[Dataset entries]
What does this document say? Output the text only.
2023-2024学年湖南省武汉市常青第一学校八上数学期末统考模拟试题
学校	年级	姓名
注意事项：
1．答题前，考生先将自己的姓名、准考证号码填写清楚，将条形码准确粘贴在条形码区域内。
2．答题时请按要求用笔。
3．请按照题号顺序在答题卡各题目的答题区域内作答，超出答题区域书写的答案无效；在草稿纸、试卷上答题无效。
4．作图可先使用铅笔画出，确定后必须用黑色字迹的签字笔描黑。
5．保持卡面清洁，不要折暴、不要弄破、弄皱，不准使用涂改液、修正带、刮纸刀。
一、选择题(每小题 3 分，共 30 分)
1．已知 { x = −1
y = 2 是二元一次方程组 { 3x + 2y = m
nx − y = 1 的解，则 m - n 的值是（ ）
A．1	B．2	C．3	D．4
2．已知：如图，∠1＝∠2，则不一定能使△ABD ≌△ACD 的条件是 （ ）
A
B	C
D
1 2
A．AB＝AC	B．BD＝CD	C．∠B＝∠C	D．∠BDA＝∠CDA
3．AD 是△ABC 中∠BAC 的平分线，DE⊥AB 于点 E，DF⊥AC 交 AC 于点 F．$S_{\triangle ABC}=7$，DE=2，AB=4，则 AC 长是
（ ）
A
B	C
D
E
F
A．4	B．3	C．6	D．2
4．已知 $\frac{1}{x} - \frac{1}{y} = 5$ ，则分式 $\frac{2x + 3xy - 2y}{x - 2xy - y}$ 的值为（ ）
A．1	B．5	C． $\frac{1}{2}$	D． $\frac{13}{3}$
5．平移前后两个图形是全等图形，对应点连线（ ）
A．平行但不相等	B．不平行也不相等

● **EXERCISE AIM**:
Output the complete data exactly as written.

● **EXERCISE ANSWER**:
What does this document say? Output the text only.
2023-2024学年湖南省武汉市常青第一学校八上数学期末统考模拟试题
学校	年级	姓名
注意事项：
1．答题前，考生先将自己的姓名、准考证号码填写清楚，将条形码准确粘贴在条形码区域内。
2．答题时请按要求用笔。
3．请按照题号顺序在答题卡各题目的答题区域内作答，超出答题区域书写的答案无效；在草稿纸、试卷上答题无效。
4．作图可先使用铅笔画出，确定后必须用黑色字迹的签字笔描黑。
5．保持卡面清洁，不要折暴、不要弄破、弄皱，不准使用涂改液、修正带、刮纸刀。
一、选择题(每小题 3 分，共 30 分)
1．已知 { x = −1
y = 2 是二元一次方程组 { 3x + 2y = m
nx − y = 1 的解，则 m - n 的值是（ ）
A．1	B．2	C．3	D．4
2．已知：如图，∠1＝∠2，则不一定能使△ABD ≌△ACD 的条件是 （ ）
A
B	C
D
1 2
A．AB＝AC	B．BD＝CD	C．∠B＝∠C	D．∠BDA＝∠CDA
3．AD 是△ABC 中∠BAC 的平分线，DE⊥AB 于点 E，DF⊥AC 交 AC 于点 F．$S_{\triangle ABC}=7$，DE=2，AB=4，则 AC 长是
（ ）
A
B	C
D
E
F
A．4	B．3	C．6	D．2
4．已知 $\frac{1}{x} - \frac{1}{y} = 5$ ，则分式 $\frac{2x + 3xy - 2y}{x - 2xy - y}$ 的值为（ ）
A．1	B．5	C． $\frac{1}{2}$	D． $\frac{13}{3}$
5．平移前后两个图形是全等图形，对应点连线（ ）
A．平行但不相等	B．不平行也不相等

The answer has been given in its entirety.